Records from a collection

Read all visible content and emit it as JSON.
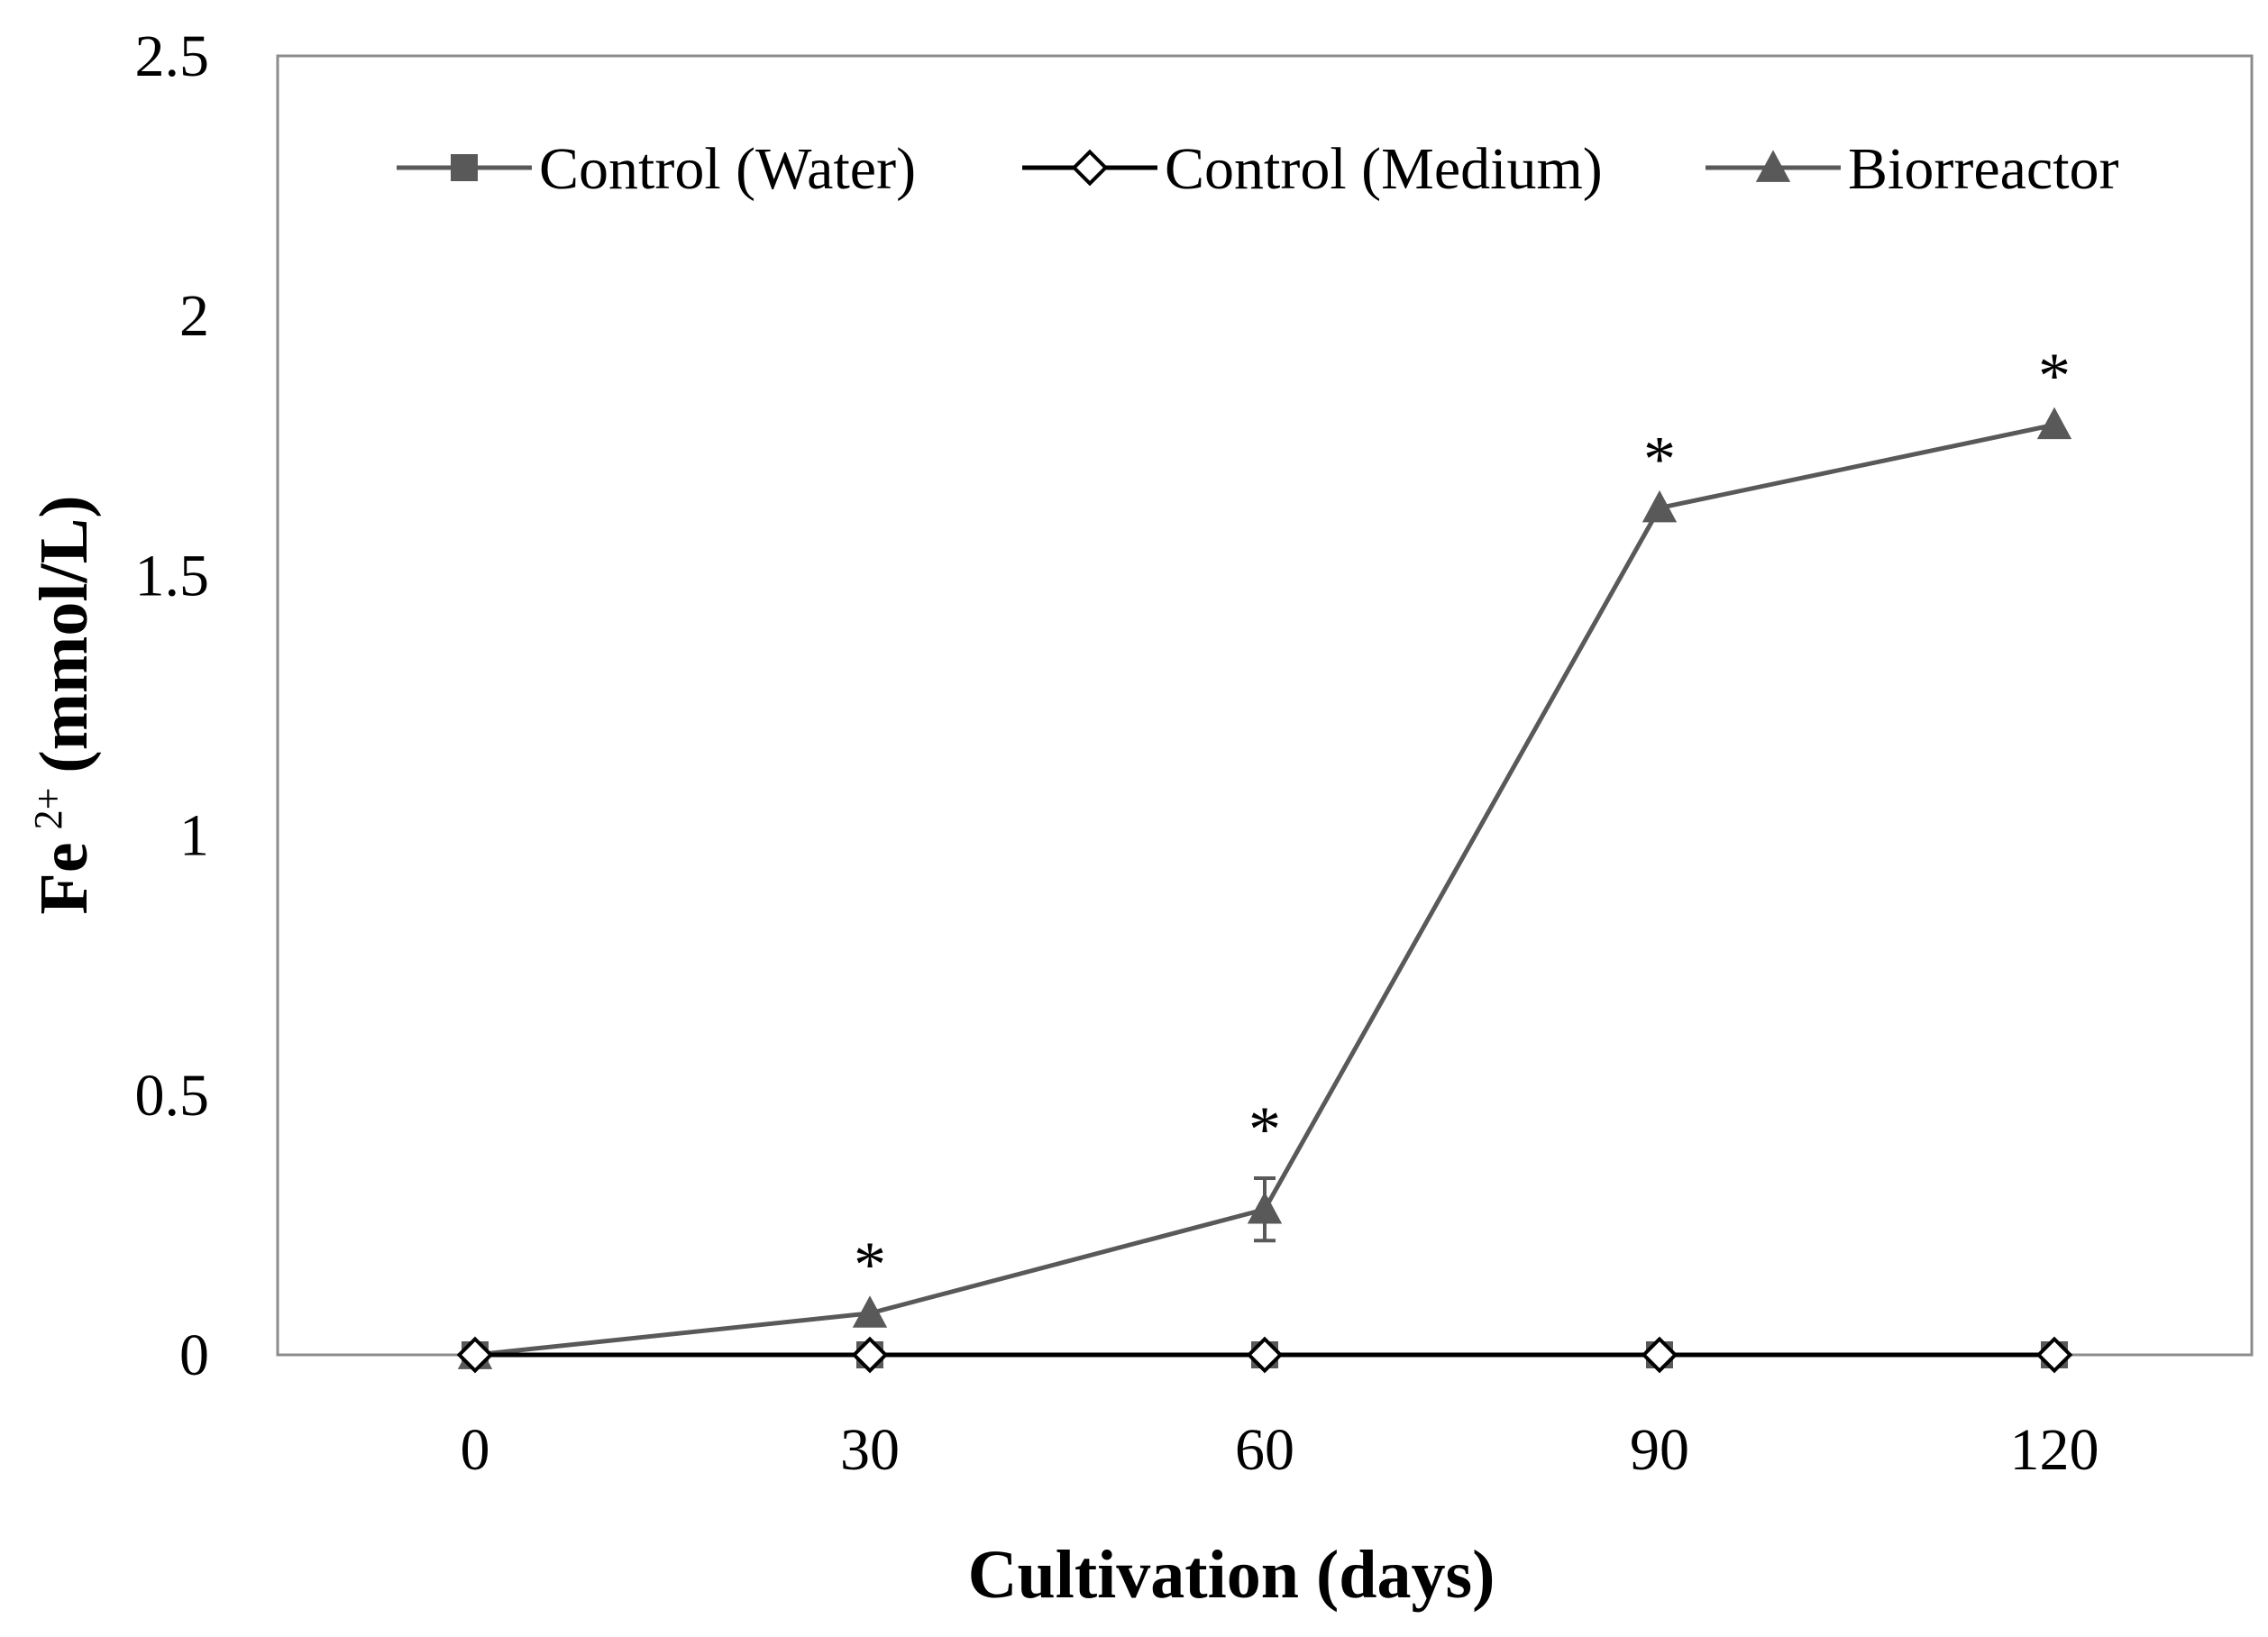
{
  "chart_data": {
    "type": "line",
    "title": "",
    "xlabel": "Cultivation (days)",
    "ylabel_main": "Fe",
    "ylabel_sup": "2+",
    "ylabel_unit": "(mmol/L)",
    "x": [
      0,
      30,
      60,
      90,
      120
    ],
    "xlim": [
      -15,
      135
    ],
    "ylim": [
      0,
      2.5
    ],
    "xticks": [
      "0",
      "30",
      "60",
      "90",
      "120"
    ],
    "yticks": [
      "0",
      "0.5",
      "1",
      "1.5",
      "2",
      "2.5"
    ],
    "grid": false,
    "legend_position": "top",
    "series": [
      {
        "name": "Control (Water)",
        "marker": "square",
        "color": "#595959",
        "values": [
          0,
          0,
          0,
          0,
          0
        ],
        "errors": [
          0,
          0,
          0,
          0,
          0
        ]
      },
      {
        "name": "Control (Medium)",
        "marker": "diamond",
        "color": "#000000",
        "values": [
          0,
          0,
          0,
          0,
          0
        ],
        "errors": [
          0,
          0,
          0,
          0,
          0
        ]
      },
      {
        "name": "Biorreactor",
        "marker": "triangle",
        "color": "#595959",
        "values": [
          0,
          0.08,
          0.28,
          1.63,
          1.79
        ],
        "errors": [
          0,
          0,
          0.06,
          0,
          0
        ]
      }
    ],
    "annotations": [
      {
        "x": 30,
        "text": "*"
      },
      {
        "x": 60,
        "text": "*"
      },
      {
        "x": 90,
        "text": "*"
      },
      {
        "x": 120,
        "text": "*"
      }
    ]
  }
}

* [Task goal]: Omit any images, then output the listing exactly.

* [Response for this exercise]:
Read all visible content and emit it as JSON.
{
  "chart_data": {
    "type": "line",
    "title": "",
    "xlabel": "Cultivation (days)",
    "ylabel_main": "Fe",
    "ylabel_sup": "2+",
    "ylabel_unit": "(mmol/L)",
    "x": [
      0,
      30,
      60,
      90,
      120
    ],
    "xlim": [
      -15,
      135
    ],
    "ylim": [
      0,
      2.5
    ],
    "xticks": [
      "0",
      "30",
      "60",
      "90",
      "120"
    ],
    "yticks": [
      "0",
      "0.5",
      "1",
      "1.5",
      "2",
      "2.5"
    ],
    "grid": false,
    "legend_position": "top",
    "series": [
      {
        "name": "Control (Water)",
        "marker": "square",
        "color": "#595959",
        "values": [
          0,
          0,
          0,
          0,
          0
        ],
        "errors": [
          0,
          0,
          0,
          0,
          0
        ]
      },
      {
        "name": "Control (Medium)",
        "marker": "diamond",
        "color": "#000000",
        "values": [
          0,
          0,
          0,
          0,
          0
        ],
        "errors": [
          0,
          0,
          0,
          0,
          0
        ]
      },
      {
        "name": "Biorreactor",
        "marker": "triangle",
        "color": "#595959",
        "values": [
          0,
          0.08,
          0.28,
          1.63,
          1.79
        ],
        "errors": [
          0,
          0,
          0.06,
          0,
          0
        ]
      }
    ],
    "annotations": [
      {
        "x": 30,
        "text": "*"
      },
      {
        "x": 60,
        "text": "*"
      },
      {
        "x": 90,
        "text": "*"
      },
      {
        "x": 120,
        "text": "*"
      }
    ]
  }
}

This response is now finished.